**TASK DETAILS**
Extract every line below that contains the word "平均每年递增".

··· MATERIAL FOR THIS TASK

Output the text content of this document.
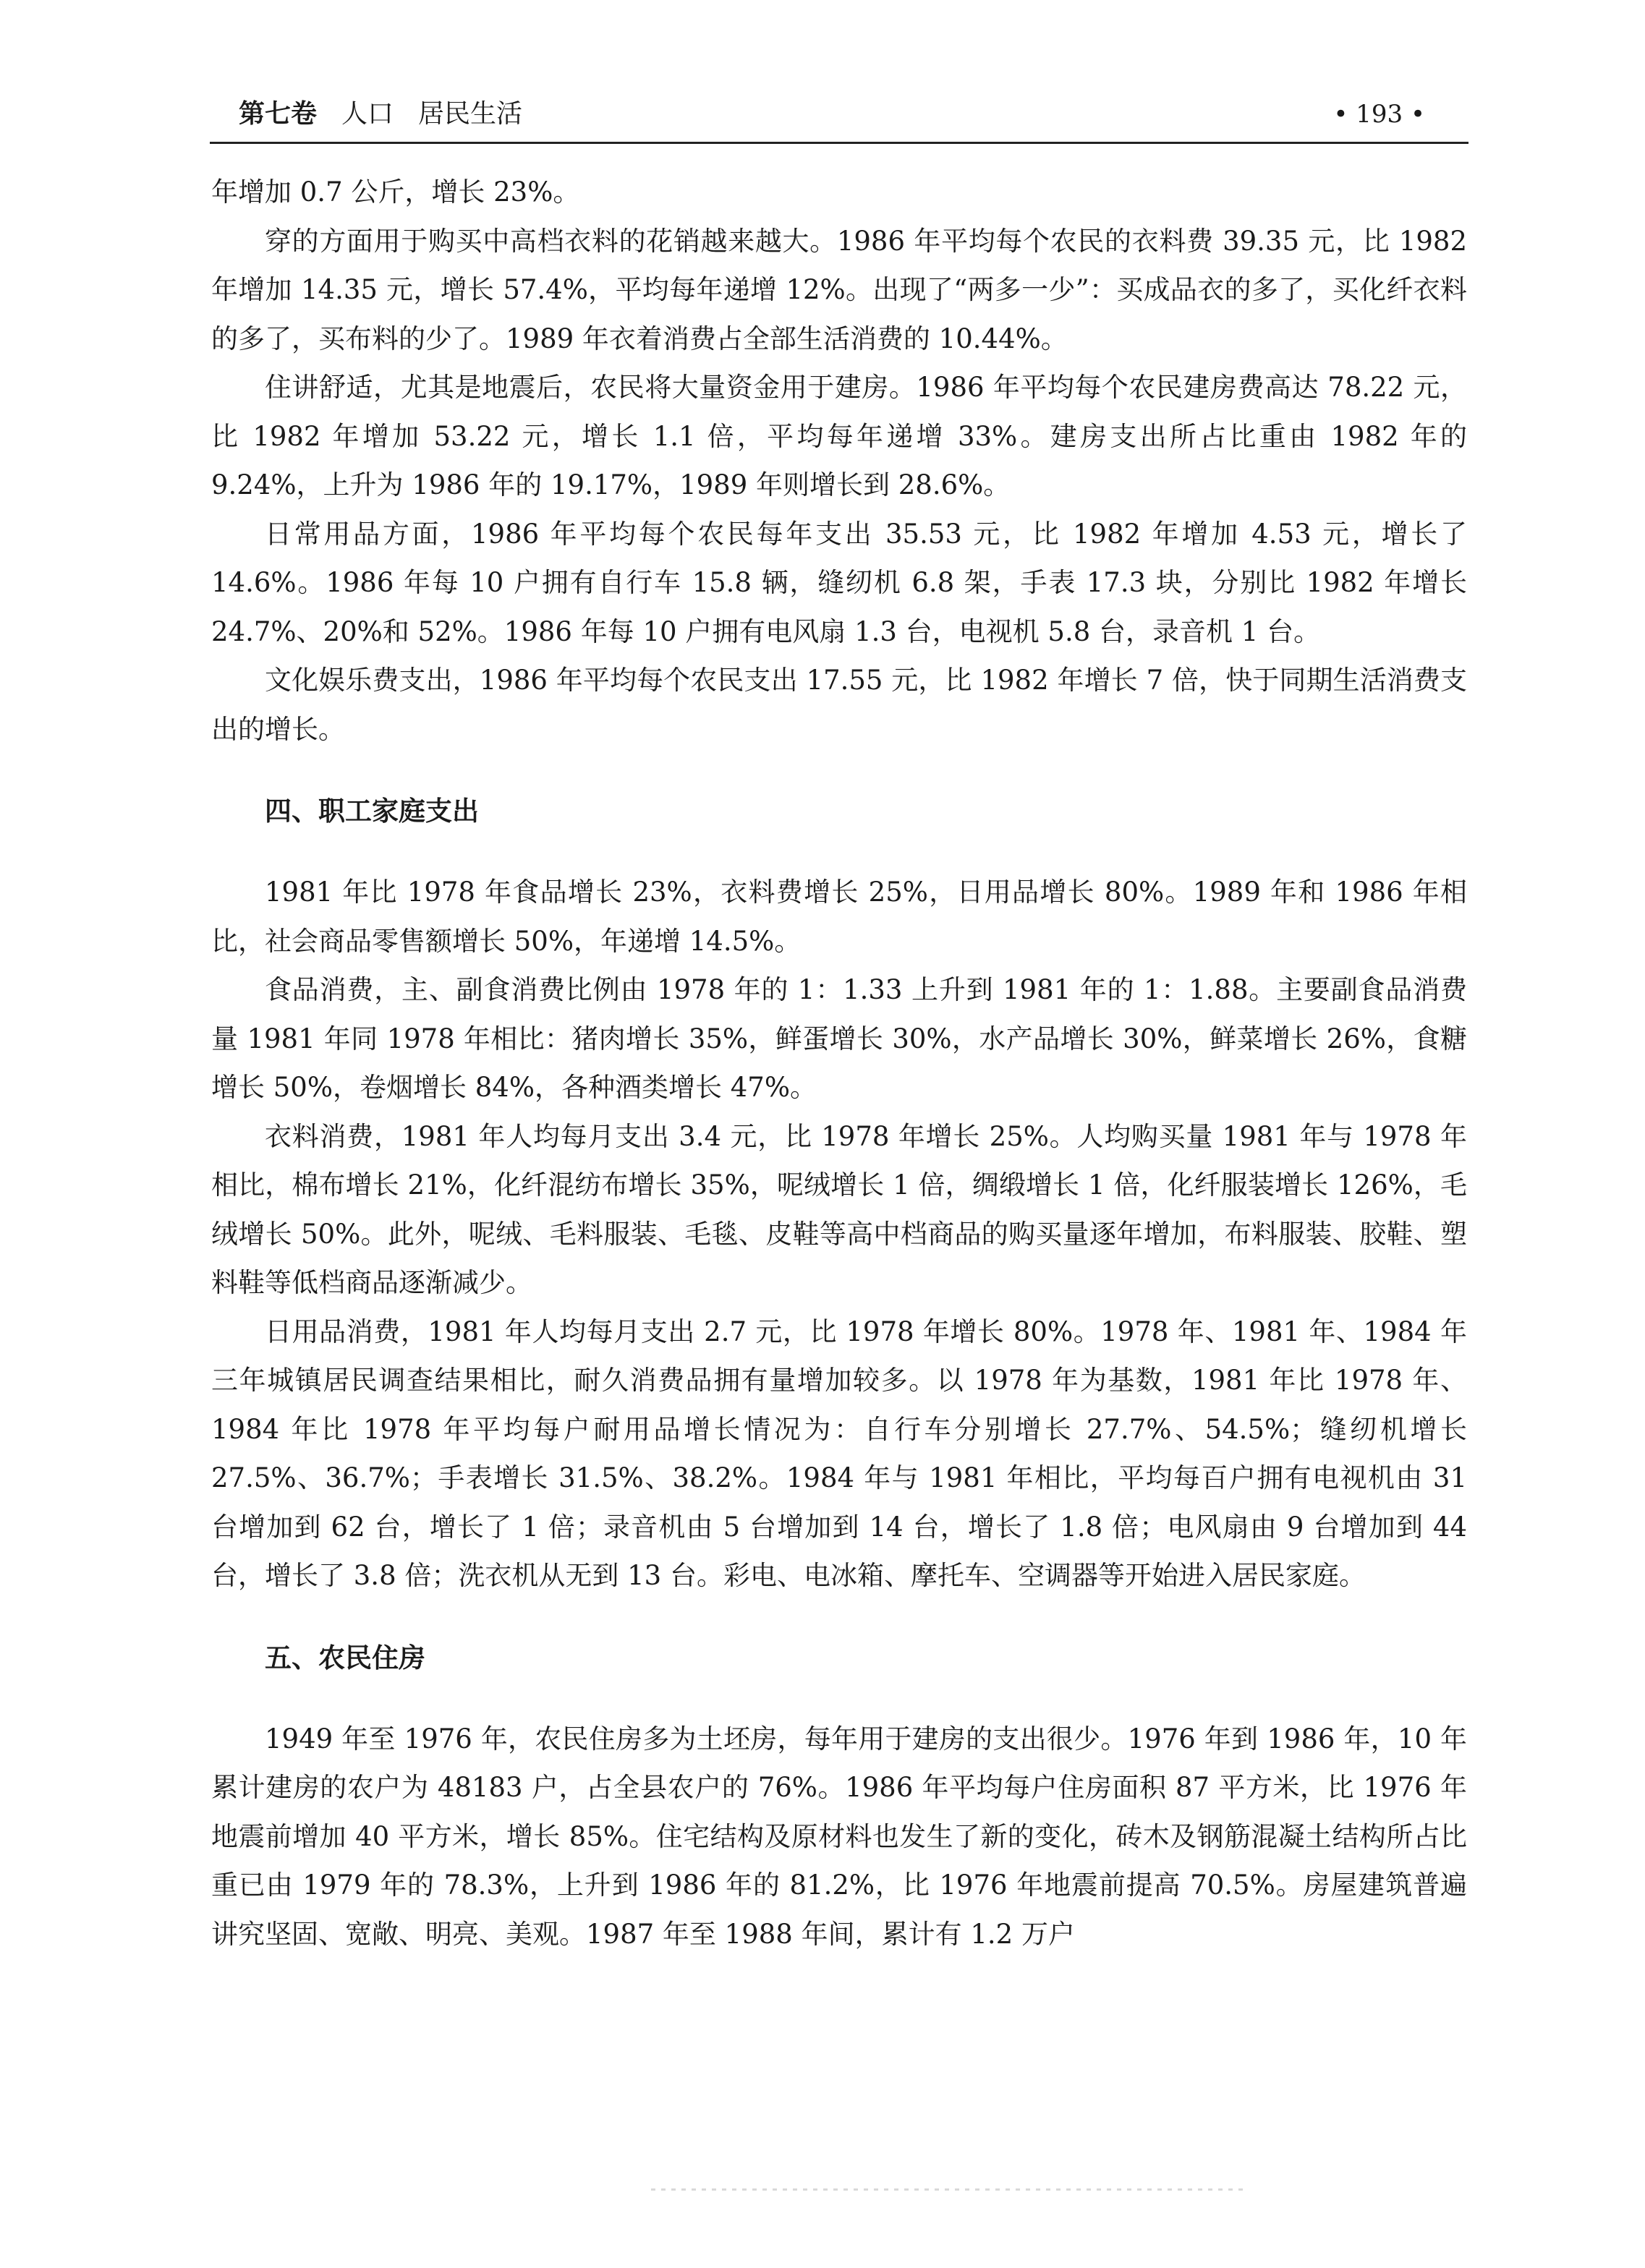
第七卷 人口 居民生活	• 193 •

年增加 0.7 公斤，增长 23%。

穿的方面用于购买中高档衣料的花销越来越大。1986 年平均每个农民的衣料费 39.35 元，比 1982 年增加 14.35 元，增长 57.4%，平均每年递增 12%。出现了“两多一少”：买成品衣的多了，买化纤衣料的多了，买布料的少了。1989 年衣着消费占全部生活消费的 10.44%。

住讲舒适，尤其是地震后，农民将大量资金用于建房。1986 年平均每个农民建房费高达 78.22 元，比 1982 年增加 53.22 元，增长 1.1 倍，平均每年递增 33%。建房支出所占比重由 1982 年的 9.24%，上升为 1986 年的 19.17%，1989 年则增长到 28.6%。

日常用品方面，1986 年平均每个农民每年支出 35.53 元，比 1982 年增加 4.53 元，增长了 14.6%。1986 年每 10 户拥有自行车 15.8 辆，缝纫机 6.8 架，手表 17.3 块，分别比 1982 年增长 24.7%、20%和 52%。1986 年每 10 户拥有电风扇 1.3 台，电视机 5.8 台，录音机 1 台。

文化娱乐费支出，1986 年平均每个农民支出 17.55 元，比 1982 年增长 7 倍，快于同期生活消费支出的增长。

四、职工家庭支出

1981 年比 1978 年食品增长 23%，衣料费增长 25%，日用品增长 80%。1989 年和 1986 年相比，社会商品零售额增长 50%，年递增 14.5%。

食品消费，主、副食消费比例由 1978 年的 1：1.33 上升到 1981 年的 1：1.88。主要副食品消费量 1981 年同 1978 年相比：猪肉增长 35%，鲜蛋增长 30%，水产品增长 30%，鲜菜增长 26%，食糖增长 50%，卷烟增长 84%，各种酒类增长 47%。

衣料消费，1981 年人均每月支出 3.4 元，比 1978 年增长 25%。人均购买量 1981 年与 1978 年相比，棉布增长 21%，化纤混纺布增长 35%，呢绒增长 1 倍，绸缎增长 1 倍，化纤服装增长 126%，毛绒增长 50%。此外，呢绒、毛料服装、毛毯、皮鞋等高中档商品的购买量逐年增加，布料服装、胶鞋、塑料鞋等低档商品逐渐减少。

日用品消费，1981 年人均每月支出 2.7 元，比 1978 年增长 80%。1978 年、1981 年、1984 年三年城镇居民调查结果相比，耐久消费品拥有量增加较多。以 1978 年为基数，1981 年比 1978 年、1984 年比 1978 年平均每户耐用品增长情况为：自行车分别增长 27.7%、54.5%；缝纫机增长 27.5%、36.7%；手表增长 31.5%、38.2%。1984 年与 1981 年相比，平均每百户拥有电视机由 31 台增加到 62 台，增长了 1 倍；录音机由 5 台增加到 14 台，增长了 1.8 倍；电风扇由 9 台增加到 44 台，增长了 3.8 倍；洗衣机从无到 13 台。彩电、电冰箱、摩托车、空调器等开始进入居民家庭。

五、农民住房

1949 年至 1976 年，农民住房多为土坯房，每年用于建房的支出很少。1976 年到 1986 年，10 年累计建房的农户为 48183 户，占全县农户的 76%。1986 年平均每户住房面积 87 平方米，比 1976 年地震前增加 40 平方米，增长 85%。住宅结构及原材料也发生了新的变化，砖木及钢筋混凝土结构所占比重已由 1979 年的 78.3%，上升到 1986 年的 81.2%，比 1976 年地震前提高 70.5%。房屋建筑普遍讲究坚固、宽敞、明亮、美观。1987 年至 1988 年间，累计有 1.2 万户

······

**TASK RESULT**
穿的方面用于购买中高档衣料的花销越来越大。1986 年平均每个农民的衣料费 39.35 元，比 1982 年增加 14.35 元，增长 57.4%，平均每年递增 12%。出现了“两多一少”：买成品衣的多了，买化纤衣料的多了，买布料的少了。1989 年衣着消费占全部生活消费的 10.44%。
住讲舒适，尤其是地震后，农民将大量资金用于建房。1986 年平均每个农民建房费高达 78.22 元，比 1982 年增加 53.22 元，增长 1.1 倍，平均每年递增 33%。建房支出所占比重由 1982 年的 9.24%，上升为 1986 年的 19.17%，1989 年则增长到 28.6%。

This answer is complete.